▶ [WRITTEN INSTRUCTION] Output the records exactly. Include every line.

'''

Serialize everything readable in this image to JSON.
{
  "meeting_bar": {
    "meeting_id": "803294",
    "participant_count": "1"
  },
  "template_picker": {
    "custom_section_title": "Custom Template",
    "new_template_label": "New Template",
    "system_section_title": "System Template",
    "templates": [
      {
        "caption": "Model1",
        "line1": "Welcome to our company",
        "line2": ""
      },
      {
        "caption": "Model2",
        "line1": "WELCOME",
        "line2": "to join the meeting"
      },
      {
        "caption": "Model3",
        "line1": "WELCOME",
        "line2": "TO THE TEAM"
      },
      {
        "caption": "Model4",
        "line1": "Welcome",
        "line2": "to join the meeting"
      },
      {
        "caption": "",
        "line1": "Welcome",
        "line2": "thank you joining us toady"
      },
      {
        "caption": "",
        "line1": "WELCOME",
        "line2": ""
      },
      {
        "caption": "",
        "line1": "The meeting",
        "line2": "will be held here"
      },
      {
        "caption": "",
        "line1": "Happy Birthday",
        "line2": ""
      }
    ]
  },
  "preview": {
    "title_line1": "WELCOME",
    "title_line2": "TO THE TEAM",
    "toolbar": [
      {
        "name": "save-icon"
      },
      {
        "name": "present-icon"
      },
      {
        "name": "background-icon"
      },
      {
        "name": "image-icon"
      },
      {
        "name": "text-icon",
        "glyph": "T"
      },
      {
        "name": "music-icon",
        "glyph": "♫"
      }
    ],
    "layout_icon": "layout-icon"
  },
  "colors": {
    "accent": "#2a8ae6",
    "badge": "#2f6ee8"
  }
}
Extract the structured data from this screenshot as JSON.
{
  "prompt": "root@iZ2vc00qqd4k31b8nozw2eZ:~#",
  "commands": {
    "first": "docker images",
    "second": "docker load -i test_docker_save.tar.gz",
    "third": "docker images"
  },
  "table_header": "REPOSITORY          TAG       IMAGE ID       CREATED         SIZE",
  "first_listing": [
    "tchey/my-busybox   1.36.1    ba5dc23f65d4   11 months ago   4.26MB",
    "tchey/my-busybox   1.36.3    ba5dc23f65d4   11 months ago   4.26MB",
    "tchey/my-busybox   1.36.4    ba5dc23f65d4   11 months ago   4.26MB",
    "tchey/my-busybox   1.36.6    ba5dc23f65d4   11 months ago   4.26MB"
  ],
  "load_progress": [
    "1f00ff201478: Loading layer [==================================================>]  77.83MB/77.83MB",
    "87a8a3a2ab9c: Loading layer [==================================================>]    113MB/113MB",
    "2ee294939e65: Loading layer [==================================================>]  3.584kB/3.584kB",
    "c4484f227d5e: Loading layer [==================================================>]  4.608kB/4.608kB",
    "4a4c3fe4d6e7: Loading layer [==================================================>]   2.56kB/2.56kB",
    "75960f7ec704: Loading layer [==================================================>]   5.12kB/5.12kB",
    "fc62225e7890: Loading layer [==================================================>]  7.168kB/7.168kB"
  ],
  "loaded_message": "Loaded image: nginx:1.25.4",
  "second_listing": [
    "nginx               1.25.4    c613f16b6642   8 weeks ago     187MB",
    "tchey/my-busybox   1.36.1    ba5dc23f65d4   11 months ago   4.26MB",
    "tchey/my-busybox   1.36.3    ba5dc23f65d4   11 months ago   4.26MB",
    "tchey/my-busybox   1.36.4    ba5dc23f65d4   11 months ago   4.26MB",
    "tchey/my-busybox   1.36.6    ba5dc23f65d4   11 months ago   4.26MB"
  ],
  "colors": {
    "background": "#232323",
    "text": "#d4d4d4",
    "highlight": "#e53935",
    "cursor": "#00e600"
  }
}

'''

▶ [FULL RESPONSE]
Serialize everything readable in this image to JSON.
{
  "meeting_bar": {
    "meeting_id": "803294",
    "participant_count": "1"
  },
  "template_picker": {
    "custom_section_title": "Custom Template",
    "new_template_label": "New Template",
    "system_section_title": "System Template",
    "templates": [
      {
        "caption": "Model1",
        "line1": "Welcome to our company",
        "line2": ""
      },
      {
        "caption": "Model2",
        "line1": "WELCOME",
        "line2": "to join the meeting"
      },
      {
        "caption": "Model3",
        "line1": "WELCOME",
        "line2": "TO THE TEAM"
      },
      {
        "caption": "Model4",
        "line1": "Welcome",
        "line2": "to join the meeting"
      },
      {
        "caption": "",
        "line1": "Welcome",
        "line2": "thank you joining us toady"
      },
      {
        "caption": "",
        "line1": "WELCOME",
        "line2": ""
      },
      {
        "caption": "",
        "line1": "The meeting",
        "line2": "will be held here"
      },
      {
        "caption": "",
        "line1": "Happy Birthday",
        "line2": ""
      }
    ]
  },
  "preview": {
    "title_line1": "WELCOME",
    "title_line2": "TO THE TEAM",
    "toolbar": [
      {
        "name": "save-icon"
      },
      {
        "name": "present-icon"
      },
      {
        "name": "background-icon"
      },
      {
        "name": "image-icon"
      },
      {
        "name": "text-icon",
        "glyph": "T"
      },
      {
        "name": "music-icon",
        "glyph": "♫"
      }
    ],
    "layout_icon": "layout-icon"
  },
  "colors": {
    "accent": "#2a8ae6",
    "badge": "#2f6ee8"
  }
}
Extract the structured data from this screenshot as JSON.
{
  "prompt": "root@iZ2vc00qqd4k31b8nozw2eZ:~#",
  "commands": {
    "first": "docker images",
    "second": "docker load -i test_docker_save.tar.gz",
    "third": "docker images"
  },
  "table_header": "REPOSITORY          TAG       IMAGE ID       CREATED         SIZE",
  "first_listing": [
    "tchey/my-busybox   1.36.1    ba5dc23f65d4   11 months ago   4.26MB",
    "tchey/my-busybox   1.36.3    ba5dc23f65d4   11 months ago   4.26MB",
    "tchey/my-busybox   1.36.4    ba5dc23f65d4   11 months ago   4.26MB",
    "tchey/my-busybox   1.36.6    ba5dc23f65d4   11 months ago   4.26MB"
  ],
  "load_progress": [
    "1f00ff201478: Loading layer [==================================================>]  77.83MB/77.83MB",
    "87a8a3a2ab9c: Loading layer [==================================================>]    113MB/113MB",
    "2ee294939e65: Loading layer [==================================================>]  3.584kB/3.584kB",
    "c4484f227d5e: Loading layer [==================================================>]  4.608kB/4.608kB",
    "4a4c3fe4d6e7: Loading layer [==================================================>]   2.56kB/2.56kB",
    "75960f7ec704: Loading layer [==================================================>]   5.12kB/5.12kB",
    "fc62225e7890: Loading layer [==================================================>]  7.168kB/7.168kB"
  ],
  "loaded_message": "Loaded image: nginx:1.25.4",
  "second_listing": [
    "nginx               1.25.4    c613f16b6642   8 weeks ago     187MB",
    "tchey/my-busybox   1.36.1    ba5dc23f65d4   11 months ago   4.26MB",
    "tchey/my-busybox   1.36.3    ba5dc23f65d4   11 months ago   4.26MB",
    "tchey/my-busybox   1.36.4    ba5dc23f65d4   11 months ago   4.26MB",
    "tchey/my-busybox   1.36.6    ba5dc23f65d4   11 months ago   4.26MB"
  ],
  "colors": {
    "background": "#232323",
    "text": "#d4d4d4",
    "highlight": "#e53935",
    "cursor": "#00e600"
  }
}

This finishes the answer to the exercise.